**Data for the task:**
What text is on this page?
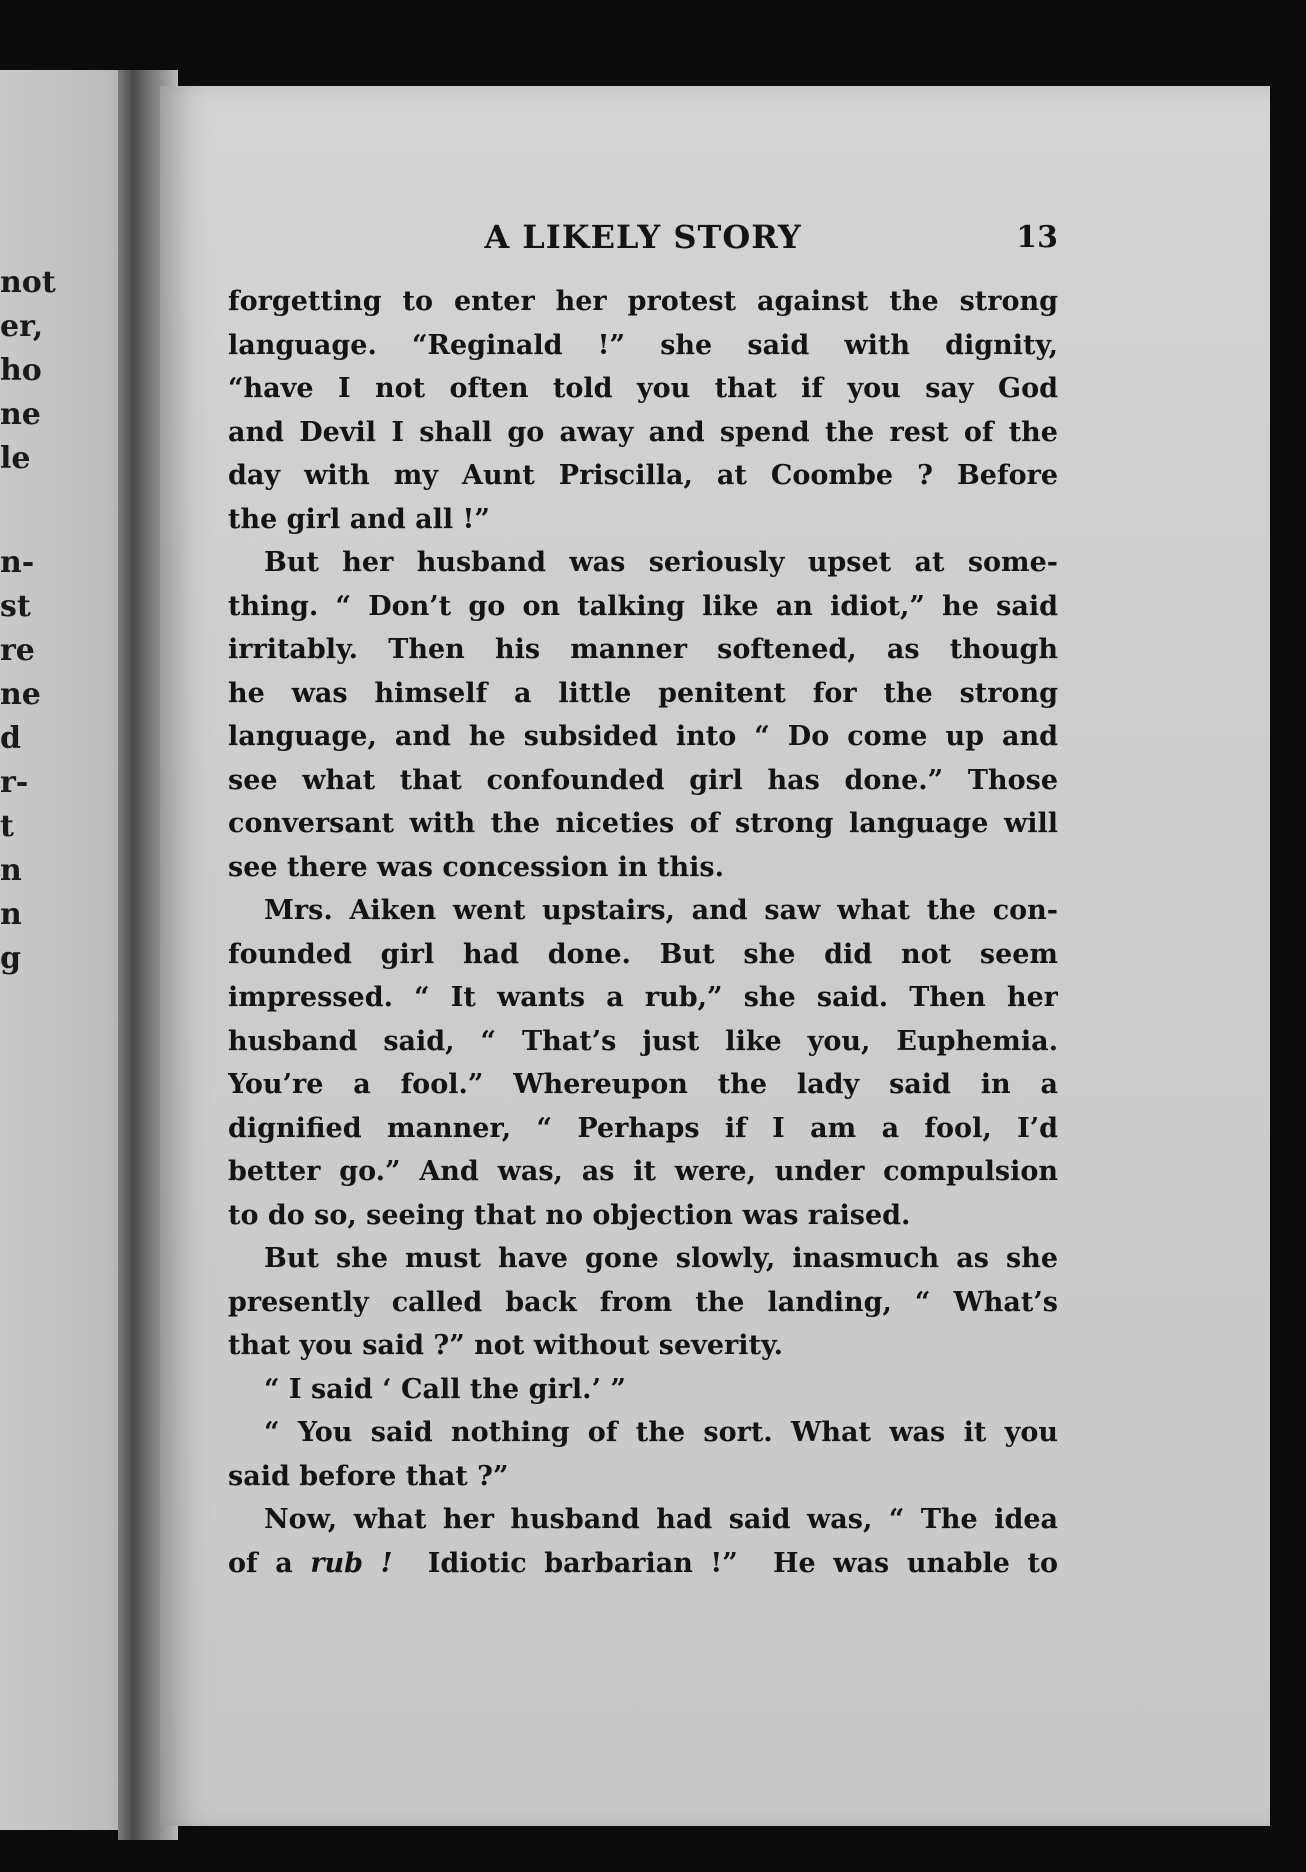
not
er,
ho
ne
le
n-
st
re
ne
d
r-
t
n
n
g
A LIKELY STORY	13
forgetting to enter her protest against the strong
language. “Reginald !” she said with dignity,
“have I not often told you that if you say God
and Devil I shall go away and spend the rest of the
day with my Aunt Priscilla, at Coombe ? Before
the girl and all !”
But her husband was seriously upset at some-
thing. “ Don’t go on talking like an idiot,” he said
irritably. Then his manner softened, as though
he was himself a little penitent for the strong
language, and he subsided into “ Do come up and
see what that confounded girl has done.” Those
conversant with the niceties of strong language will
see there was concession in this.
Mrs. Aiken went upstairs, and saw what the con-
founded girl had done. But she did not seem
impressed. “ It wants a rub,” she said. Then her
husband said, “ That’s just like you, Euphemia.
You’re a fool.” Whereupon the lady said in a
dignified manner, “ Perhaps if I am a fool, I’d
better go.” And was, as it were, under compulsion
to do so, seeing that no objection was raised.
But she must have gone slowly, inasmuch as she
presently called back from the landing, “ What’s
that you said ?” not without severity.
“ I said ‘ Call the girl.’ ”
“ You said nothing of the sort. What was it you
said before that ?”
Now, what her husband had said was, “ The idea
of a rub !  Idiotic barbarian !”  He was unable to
---
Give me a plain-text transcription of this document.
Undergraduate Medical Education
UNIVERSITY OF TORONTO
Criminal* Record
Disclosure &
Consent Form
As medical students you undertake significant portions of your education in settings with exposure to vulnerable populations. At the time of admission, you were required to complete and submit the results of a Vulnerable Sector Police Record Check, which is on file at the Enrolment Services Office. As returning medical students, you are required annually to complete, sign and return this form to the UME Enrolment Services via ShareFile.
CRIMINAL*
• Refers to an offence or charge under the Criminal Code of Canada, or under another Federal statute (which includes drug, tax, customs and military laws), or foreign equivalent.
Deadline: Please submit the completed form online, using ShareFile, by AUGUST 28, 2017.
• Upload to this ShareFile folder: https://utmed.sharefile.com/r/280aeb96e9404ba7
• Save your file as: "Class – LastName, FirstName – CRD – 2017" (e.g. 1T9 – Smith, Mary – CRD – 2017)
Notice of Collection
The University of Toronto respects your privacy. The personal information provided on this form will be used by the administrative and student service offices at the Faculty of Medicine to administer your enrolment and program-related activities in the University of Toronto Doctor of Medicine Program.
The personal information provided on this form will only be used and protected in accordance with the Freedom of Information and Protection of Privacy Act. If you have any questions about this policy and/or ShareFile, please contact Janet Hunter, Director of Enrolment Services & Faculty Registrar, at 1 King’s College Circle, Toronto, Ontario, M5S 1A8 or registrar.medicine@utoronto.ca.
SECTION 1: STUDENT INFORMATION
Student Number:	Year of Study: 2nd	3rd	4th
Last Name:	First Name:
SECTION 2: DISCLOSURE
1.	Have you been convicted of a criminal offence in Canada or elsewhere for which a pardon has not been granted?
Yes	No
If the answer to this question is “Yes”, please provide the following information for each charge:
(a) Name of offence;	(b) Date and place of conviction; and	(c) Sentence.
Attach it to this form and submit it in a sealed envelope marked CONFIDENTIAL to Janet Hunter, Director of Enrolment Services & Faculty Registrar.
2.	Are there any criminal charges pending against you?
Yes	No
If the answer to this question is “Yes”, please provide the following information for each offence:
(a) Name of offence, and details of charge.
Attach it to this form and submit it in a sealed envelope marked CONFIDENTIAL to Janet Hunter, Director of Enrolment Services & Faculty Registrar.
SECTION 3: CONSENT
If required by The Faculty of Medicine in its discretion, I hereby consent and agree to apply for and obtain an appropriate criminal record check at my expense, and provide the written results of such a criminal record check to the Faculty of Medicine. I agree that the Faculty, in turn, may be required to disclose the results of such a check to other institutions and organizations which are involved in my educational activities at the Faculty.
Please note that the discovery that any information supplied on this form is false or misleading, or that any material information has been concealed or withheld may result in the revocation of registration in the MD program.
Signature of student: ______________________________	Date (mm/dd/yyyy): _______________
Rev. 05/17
* * *
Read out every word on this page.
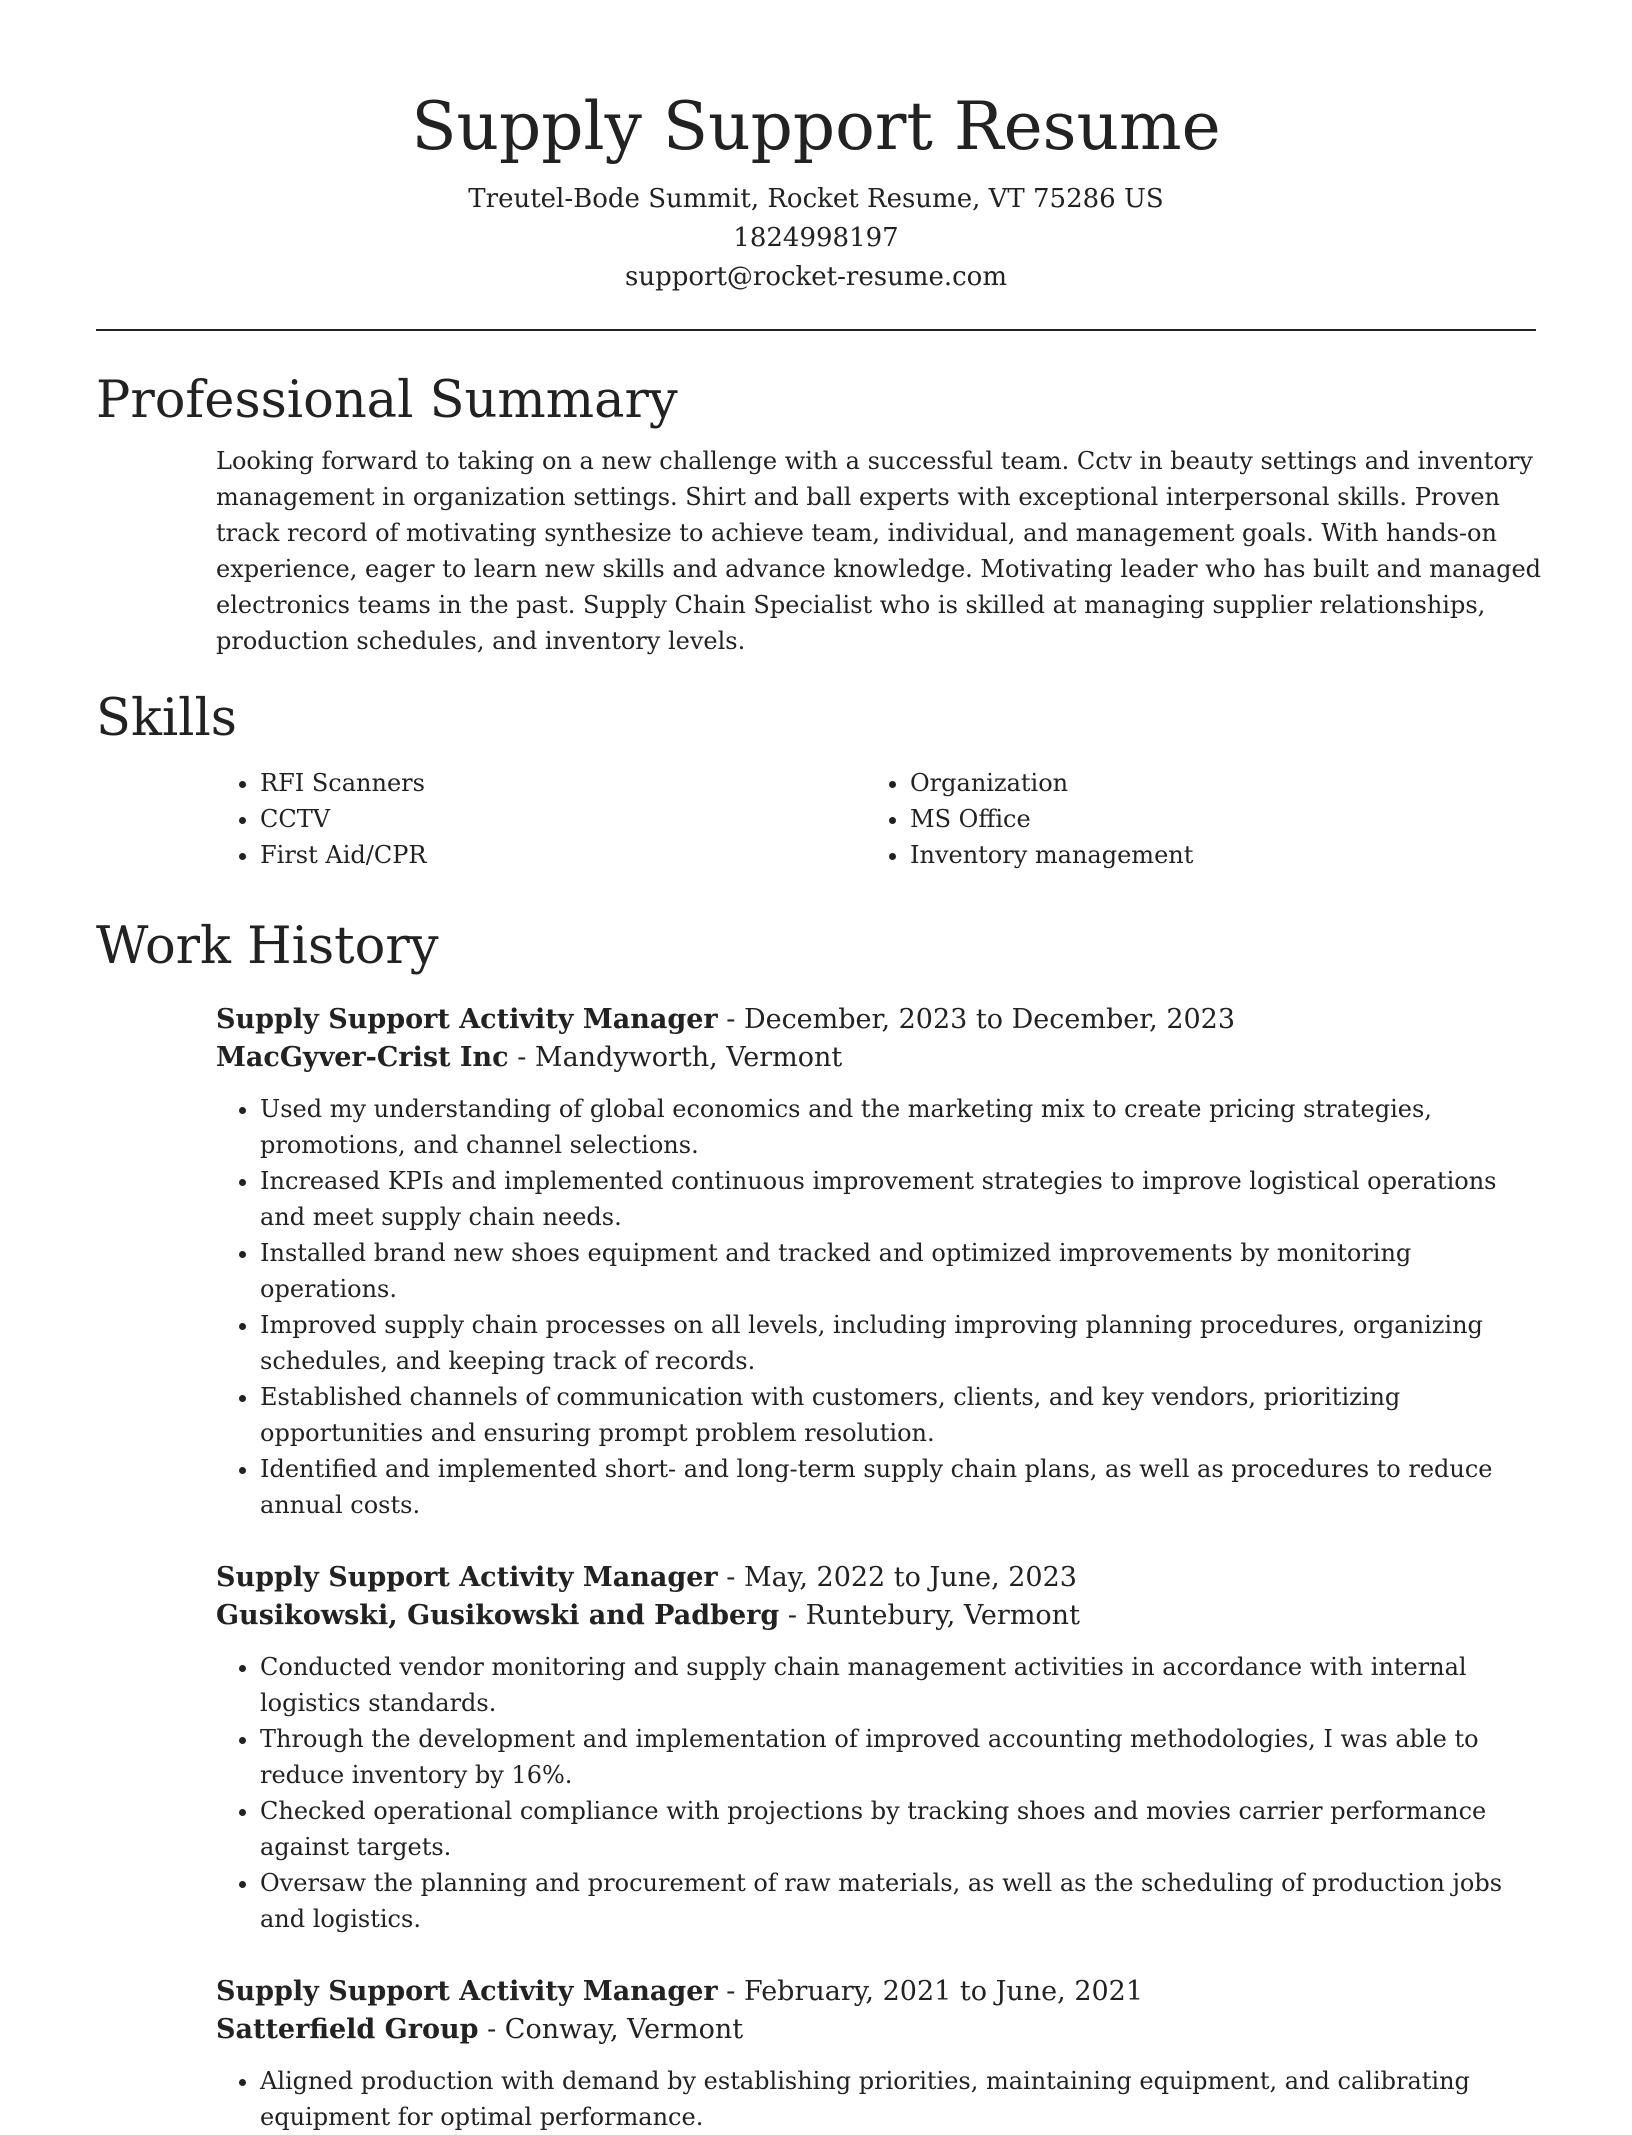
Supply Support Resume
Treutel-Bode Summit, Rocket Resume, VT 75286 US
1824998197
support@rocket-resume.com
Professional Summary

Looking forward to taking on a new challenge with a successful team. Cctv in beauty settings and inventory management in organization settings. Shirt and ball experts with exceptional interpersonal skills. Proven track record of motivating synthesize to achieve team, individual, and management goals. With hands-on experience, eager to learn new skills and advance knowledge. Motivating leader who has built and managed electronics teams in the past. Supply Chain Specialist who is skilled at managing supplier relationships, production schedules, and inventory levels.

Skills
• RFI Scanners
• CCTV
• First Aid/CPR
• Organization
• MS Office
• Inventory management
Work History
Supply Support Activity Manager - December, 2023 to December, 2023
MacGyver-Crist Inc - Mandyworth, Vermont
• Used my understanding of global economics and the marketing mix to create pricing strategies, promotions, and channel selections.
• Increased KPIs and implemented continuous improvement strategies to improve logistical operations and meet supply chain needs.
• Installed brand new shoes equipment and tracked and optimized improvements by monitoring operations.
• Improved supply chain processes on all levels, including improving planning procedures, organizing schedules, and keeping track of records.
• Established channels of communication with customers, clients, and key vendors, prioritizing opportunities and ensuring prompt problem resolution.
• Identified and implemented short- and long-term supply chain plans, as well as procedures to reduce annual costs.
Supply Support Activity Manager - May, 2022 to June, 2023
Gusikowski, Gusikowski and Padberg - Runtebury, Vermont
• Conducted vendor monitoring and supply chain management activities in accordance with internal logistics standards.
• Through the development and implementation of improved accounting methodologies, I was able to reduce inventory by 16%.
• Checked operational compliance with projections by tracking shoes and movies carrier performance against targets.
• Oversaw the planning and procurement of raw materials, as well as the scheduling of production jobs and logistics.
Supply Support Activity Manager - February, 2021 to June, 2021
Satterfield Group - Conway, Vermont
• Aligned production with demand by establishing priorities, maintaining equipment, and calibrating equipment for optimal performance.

**What is being asked:** Write out each line of the data that holds the string "reduce".

**Answer to the exercise:**
• Identified and implemented short- and long-term supply chain plans, as well as procedures to reduce annual costs.
• Through the development and implementation of improved accounting methodologies, I was able to reduce inventory by 16%.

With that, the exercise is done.